[Given records]

——————————

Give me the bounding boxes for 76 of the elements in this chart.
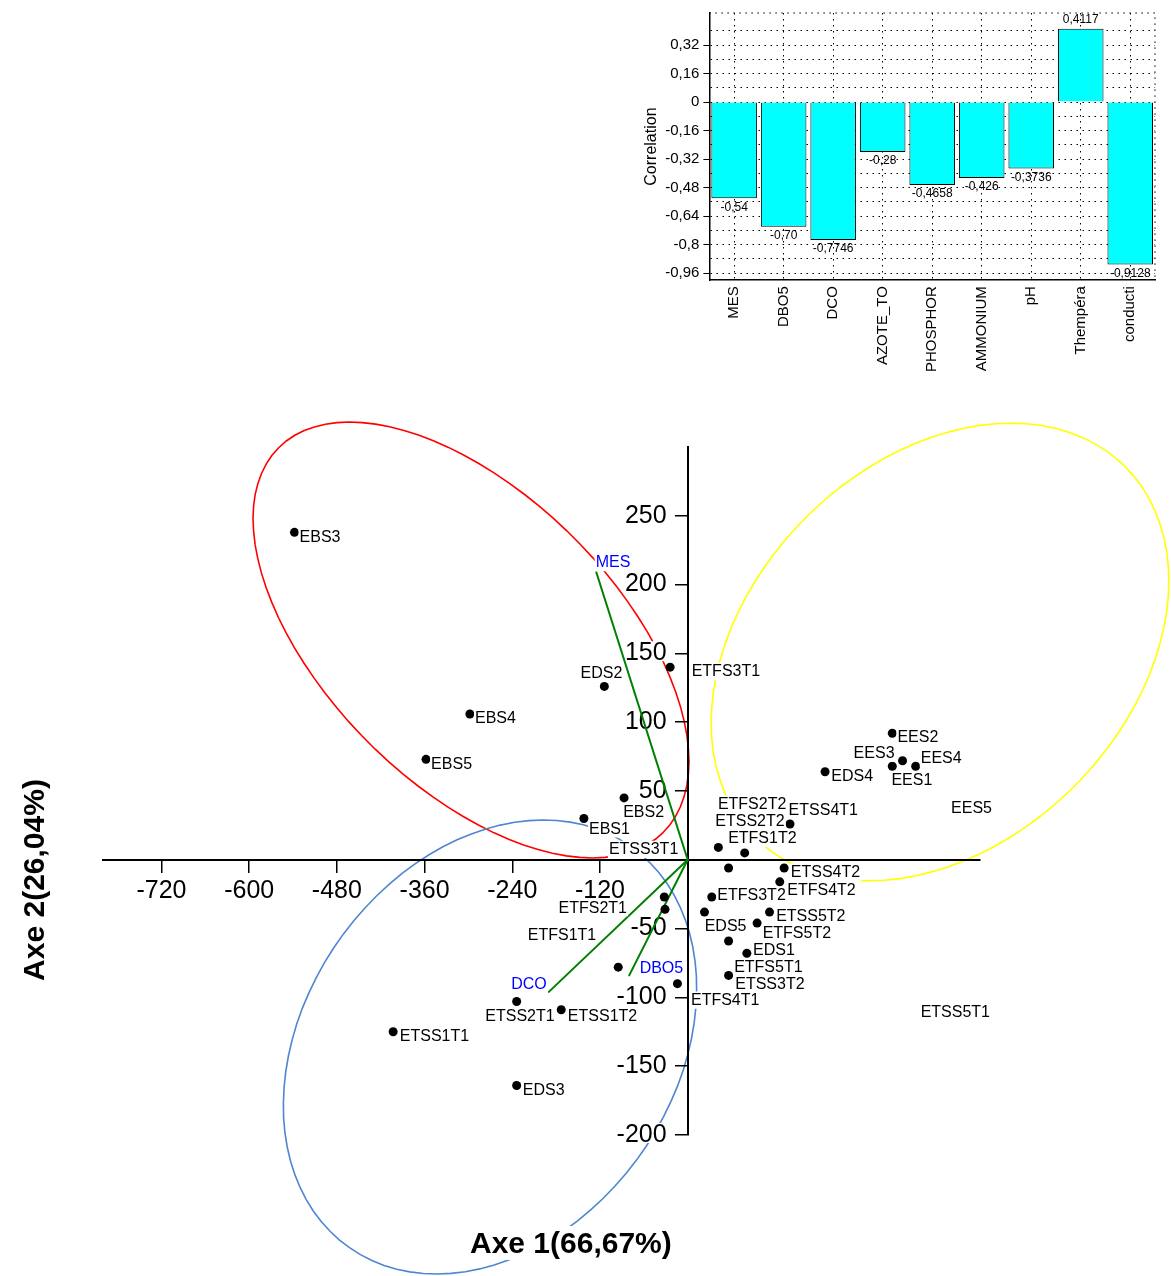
data-label: -0,4658 — [911, 186, 953, 201]
annotation: EES1 — [891, 771, 933, 789]
annotation: ETSS2T1 — [485, 1006, 555, 1024]
annotation: EDS4 — [831, 766, 874, 784]
series-label: DBO5 — [639, 958, 684, 976]
x-tick-label: AZOTE_TO — [872, 286, 890, 366]
data-label: -0,3736 — [1010, 169, 1052, 184]
y-tick-label: -0,64 — [665, 206, 700, 224]
annotation: ETSS3T1 — [608, 840, 679, 858]
x-tick-label: pH — [1021, 286, 1039, 306]
annotation: ETFS2T2 — [717, 794, 787, 812]
y-tick-label: -0,32 — [665, 149, 700, 167]
y-axis-title: Correlation — [642, 107, 660, 186]
y-tick-label: -150 — [616, 1050, 667, 1079]
x-tick-label: conducti — [1120, 286, 1138, 343]
annotation: EDS3 — [522, 1080, 565, 1098]
annotation: ETFS4T1 — [690, 990, 760, 1008]
annotation: ETSS4T1 — [788, 801, 859, 819]
annotation: EES5 — [951, 799, 993, 817]
x-tick-label: AMMONIUM — [971, 286, 989, 372]
annotation: ETSS5T1 — [920, 1003, 991, 1021]
annotation: ETFS1T1 — [527, 926, 597, 944]
annotation: ETFS4T2 — [787, 881, 856, 899]
y-tick-label: 250 — [624, 499, 667, 528]
data-label: -0,7746 — [812, 241, 854, 256]
x-tick-label: -720 — [136, 874, 187, 903]
annotation: ETFS5T1 — [734, 958, 803, 976]
annotation: EBS2 — [623, 803, 665, 821]
annotation: EDS5 — [704, 917, 747, 935]
annotation: ETSS5T2 — [776, 907, 846, 925]
data-label: -0,426 — [964, 179, 1000, 194]
x-tick-label: -600 — [224, 874, 275, 903]
x-axis-title: Axe 1(66,67%) — [466, 1226, 676, 1260]
y-tick-label: -0,16 — [665, 120, 700, 138]
annotation: EBS1 — [588, 819, 630, 837]
x-tick-label: Thempéra — [1070, 285, 1088, 355]
annotation: ETSS3T2 — [735, 974, 805, 992]
annotation: ETSS1T1 — [399, 1027, 470, 1045]
y-tick-label: -0,48 — [665, 177, 700, 195]
annotation: EBS3 — [299, 527, 341, 545]
x-tick-label: PHOSPHOR — [922, 286, 940, 373]
y-axis-title: Axe 2(26,04%) — [17, 779, 51, 981]
annotation: ETFS5T2 — [762, 924, 832, 942]
data-label: -0,54 — [720, 199, 749, 214]
annotation: EES2 — [897, 728, 939, 746]
y-tick-label: -0,8 — [673, 234, 700, 252]
annotation: ETFS3T2 — [717, 886, 786, 904]
y-tick-label: -0,96 — [665, 263, 700, 281]
y-tick-label: 0,16 — [670, 63, 700, 81]
series-label: DCO — [511, 975, 547, 993]
annotation: EDS2 — [580, 663, 623, 681]
x-tick-label: -360 — [399, 874, 450, 903]
y-tick-label: 150 — [624, 637, 667, 666]
annotation: EES3 — [853, 743, 895, 761]
annotation: EES4 — [920, 749, 962, 767]
y-tick-label: 0 — [691, 92, 700, 110]
x-tick-label: DCO — [823, 286, 841, 320]
y-tick-label: 0,32 — [670, 35, 700, 53]
x-tick-label: -240 — [487, 874, 538, 903]
annotation: ETFS2T1 — [558, 898, 628, 916]
series-label: MES — [595, 553, 631, 571]
y-tick-label: 200 — [624, 568, 667, 597]
annotation: EBS4 — [474, 709, 516, 727]
annotation: ETFS3T1 — [691, 662, 761, 680]
y-tick-label: -200 — [616, 1118, 667, 1147]
data-label: -0,28 — [869, 153, 897, 168]
annotation: EDS1 — [753, 940, 795, 958]
annotation: EBS5 — [431, 754, 473, 772]
x-tick-label: DBO5 — [773, 286, 791, 328]
data-label: 0,4117 — [1062, 12, 1099, 27]
x-tick-label: MES — [724, 286, 742, 319]
annotation: ETFS1T2 — [728, 829, 797, 847]
annotation: ETSS4T2 — [790, 863, 861, 881]
x-tick-label: -480 — [311, 874, 362, 903]
data-label: -0,9128 — [1109, 265, 1151, 280]
annotation: ETSS2T2 — [715, 812, 785, 830]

——————————

[Problem to solve] Copy out the rows above line for line, leaving out the picture.

[Task solution]
Give me the bounding boxes for 76 of the elements in this chart.
data-label: -0,4658 — [911, 186, 953, 201]
annotation: EES1 — [891, 771, 933, 789]
annotation: ETSS2T1 — [485, 1006, 555, 1024]
annotation: EDS4 — [831, 766, 874, 784]
series-label: DBO5 — [639, 958, 684, 976]
x-tick-label: AZOTE_TO — [872, 286, 890, 366]
data-label: -0,3736 — [1010, 169, 1052, 184]
y-tick-label: -0,64 — [665, 206, 700, 224]
annotation: ETSS3T1 — [608, 840, 679, 858]
x-tick-label: pH — [1021, 286, 1039, 306]
annotation: ETFS2T2 — [717, 794, 787, 812]
y-tick-label: -0,32 — [665, 149, 700, 167]
y-axis-title: Correlation — [642, 107, 660, 186]
y-tick-label: -150 — [616, 1050, 667, 1079]
x-tick-label: conducti — [1120, 286, 1138, 343]
annotation: EDS3 — [522, 1080, 565, 1098]
annotation: ETFS4T1 — [690, 990, 760, 1008]
annotation: ETSS4T1 — [788, 801, 859, 819]
annotation: EES5 — [951, 799, 993, 817]
x-tick-label: AMMONIUM — [971, 286, 989, 372]
annotation: ETSS5T1 — [920, 1003, 991, 1021]
annotation: ETFS1T1 — [527, 926, 597, 944]
annotation: ETFS4T2 — [787, 881, 856, 899]
y-tick-label: 250 — [624, 499, 667, 528]
data-label: -0,7746 — [812, 241, 854, 256]
x-tick-label: -720 — [136, 874, 187, 903]
annotation: ETFS5T1 — [734, 958, 803, 976]
annotation: EBS2 — [623, 803, 665, 821]
annotation: EDS5 — [704, 917, 747, 935]
annotation: ETSS5T2 — [776, 907, 846, 925]
data-label: -0,426 — [964, 179, 1000, 194]
x-tick-label: -600 — [224, 874, 275, 903]
x-axis-title: Axe 1(66,67%) — [466, 1226, 676, 1260]
y-tick-label: -0,16 — [665, 120, 700, 138]
annotation: EBS1 — [588, 819, 630, 837]
x-tick-label: Thempéra — [1070, 285, 1088, 355]
annotation: ETSS3T2 — [735, 974, 805, 992]
annotation: ETSS1T1 — [399, 1027, 470, 1045]
y-tick-label: -0,48 — [665, 177, 700, 195]
annotation: EBS3 — [299, 527, 341, 545]
x-tick-label: PHOSPHOR — [922, 286, 940, 373]
y-axis-title: Axe 2(26,04%) — [17, 779, 51, 981]
annotation: ETFS5T2 — [762, 924, 832, 942]
data-label: -0,54 — [720, 199, 749, 214]
annotation: EES2 — [897, 728, 939, 746]
y-tick-label: -0,8 — [673, 234, 700, 252]
annotation: ETFS3T2 — [717, 886, 786, 904]
y-tick-label: -0,96 — [665, 263, 700, 281]
y-tick-label: 0,16 — [670, 63, 700, 81]
series-label: DCO — [511, 975, 547, 993]
annotation: EDS2 — [580, 663, 623, 681]
x-tick-label: -360 — [399, 874, 450, 903]
y-tick-label: 150 — [624, 637, 667, 666]
annotation: EES3 — [853, 743, 895, 761]
annotation: EES4 — [920, 749, 962, 767]
y-tick-label: 0 — [691, 92, 700, 110]
x-tick-label: DCO — [823, 286, 841, 320]
y-tick-label: 0,32 — [670, 35, 700, 53]
x-tick-label: -240 — [487, 874, 538, 903]
annotation: ETFS2T1 — [558, 898, 628, 916]
series-label: MES — [595, 553, 631, 571]
y-tick-label: 200 — [624, 568, 667, 597]
annotation: EBS4 — [474, 709, 516, 727]
annotation: ETFS3T1 — [691, 662, 761, 680]
y-tick-label: -200 — [616, 1118, 667, 1147]
data-label: -0,28 — [869, 153, 897, 168]
annotation: EDS1 — [753, 940, 795, 958]
annotation: EBS5 — [431, 754, 473, 772]
x-tick-label: DBO5 — [773, 286, 791, 328]
data-label: 0,4117 — [1062, 12, 1099, 27]
x-tick-label: MES — [724, 286, 742, 319]
annotation: ETFS1T2 — [728, 829, 797, 847]
annotation: ETSS4T2 — [790, 863, 861, 881]
x-tick-label: -480 — [311, 874, 362, 903]
data-label: -0,9128 — [1109, 265, 1151, 280]
annotation: ETSS2T2 — [715, 812, 785, 830]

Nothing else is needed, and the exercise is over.